-- PROVIDED MATERIAL start --

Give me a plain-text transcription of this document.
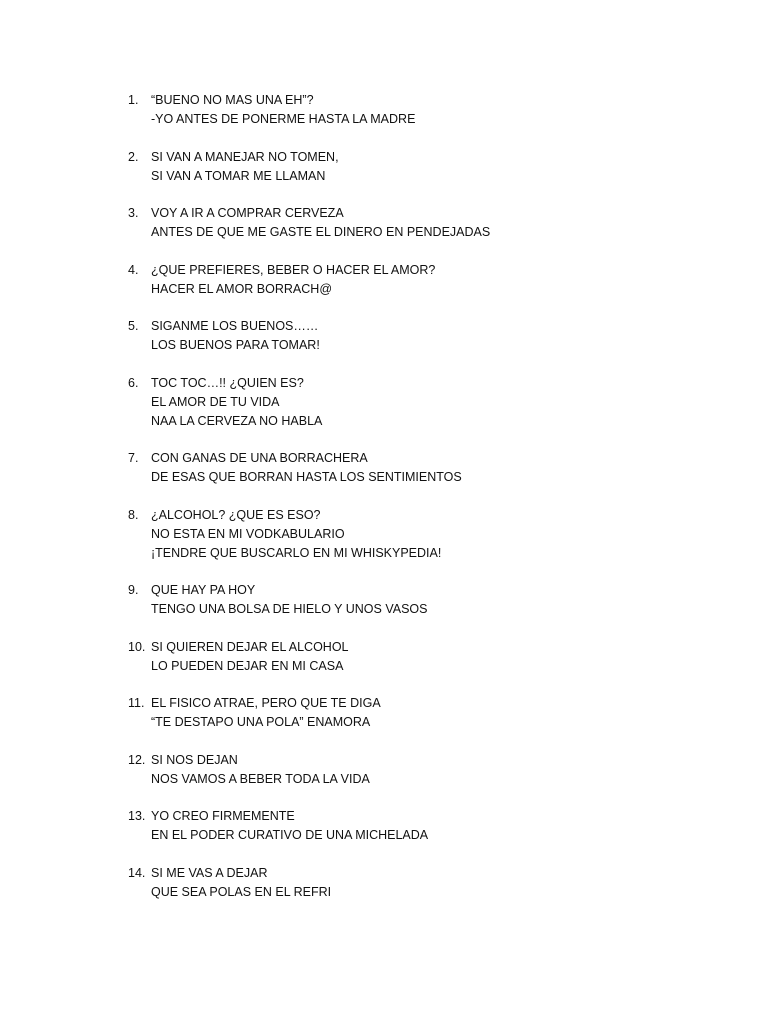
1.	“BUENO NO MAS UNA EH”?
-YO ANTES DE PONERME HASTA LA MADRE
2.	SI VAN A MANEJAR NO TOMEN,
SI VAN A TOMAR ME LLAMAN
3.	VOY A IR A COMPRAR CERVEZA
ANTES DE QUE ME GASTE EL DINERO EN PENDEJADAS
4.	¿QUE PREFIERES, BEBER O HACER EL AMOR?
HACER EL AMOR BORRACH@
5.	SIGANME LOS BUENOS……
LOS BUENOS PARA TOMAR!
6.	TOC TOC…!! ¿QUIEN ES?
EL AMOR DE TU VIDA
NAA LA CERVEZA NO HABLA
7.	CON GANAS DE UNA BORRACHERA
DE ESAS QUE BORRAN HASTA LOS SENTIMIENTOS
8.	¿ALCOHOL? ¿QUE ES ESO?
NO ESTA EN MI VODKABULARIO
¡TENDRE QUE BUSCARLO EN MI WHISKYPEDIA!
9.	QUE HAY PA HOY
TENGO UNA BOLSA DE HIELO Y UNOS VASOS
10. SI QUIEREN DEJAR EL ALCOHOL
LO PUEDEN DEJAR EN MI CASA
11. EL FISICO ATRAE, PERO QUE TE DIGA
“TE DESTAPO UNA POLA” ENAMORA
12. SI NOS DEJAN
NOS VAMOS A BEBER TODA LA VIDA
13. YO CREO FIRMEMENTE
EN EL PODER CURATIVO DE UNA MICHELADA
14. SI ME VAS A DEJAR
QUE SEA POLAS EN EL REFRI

-- PROVIDED MATERIAL end --

Print each line of the material above exactly, with the pictures removed from your copy.

Give me a plain-text transcription of this document.
1.	“BUENO NO MAS UNA EH”?
-YO ANTES DE PONERME HASTA LA MADRE
2.	SI VAN A MANEJAR NO TOMEN,
SI VAN A TOMAR ME LLAMAN
3.	VOY A IR A COMPRAR CERVEZA
ANTES DE QUE ME GASTE EL DINERO EN PENDEJADAS
4.	¿QUE PREFIERES, BEBER O HACER EL AMOR?
HACER EL AMOR BORRACH@
5.	SIGANME LOS BUENOS……
LOS BUENOS PARA TOMAR!
6.	TOC TOC…!! ¿QUIEN ES?
EL AMOR DE TU VIDA
NAA LA CERVEZA NO HABLA
7.	CON GANAS DE UNA BORRACHERA
DE ESAS QUE BORRAN HASTA LOS SENTIMIENTOS
8.	¿ALCOHOL? ¿QUE ES ESO?
NO ESTA EN MI VODKABULARIO
¡TENDRE QUE BUSCARLO EN MI WHISKYPEDIA!
9.	QUE HAY PA HOY
TENGO UNA BOLSA DE HIELO Y UNOS VASOS
10. SI QUIEREN DEJAR EL ALCOHOL
LO PUEDEN DEJAR EN MI CASA
11. EL FISICO ATRAE, PERO QUE TE DIGA
“TE DESTAPO UNA POLA” ENAMORA
12. SI NOS DEJAN
NOS VAMOS A BEBER TODA LA VIDA
13. YO CREO FIRMEMENTE
EN EL PODER CURATIVO DE UNA MICHELADA
14. SI ME VAS A DEJAR
QUE SEA POLAS EN EL REFRI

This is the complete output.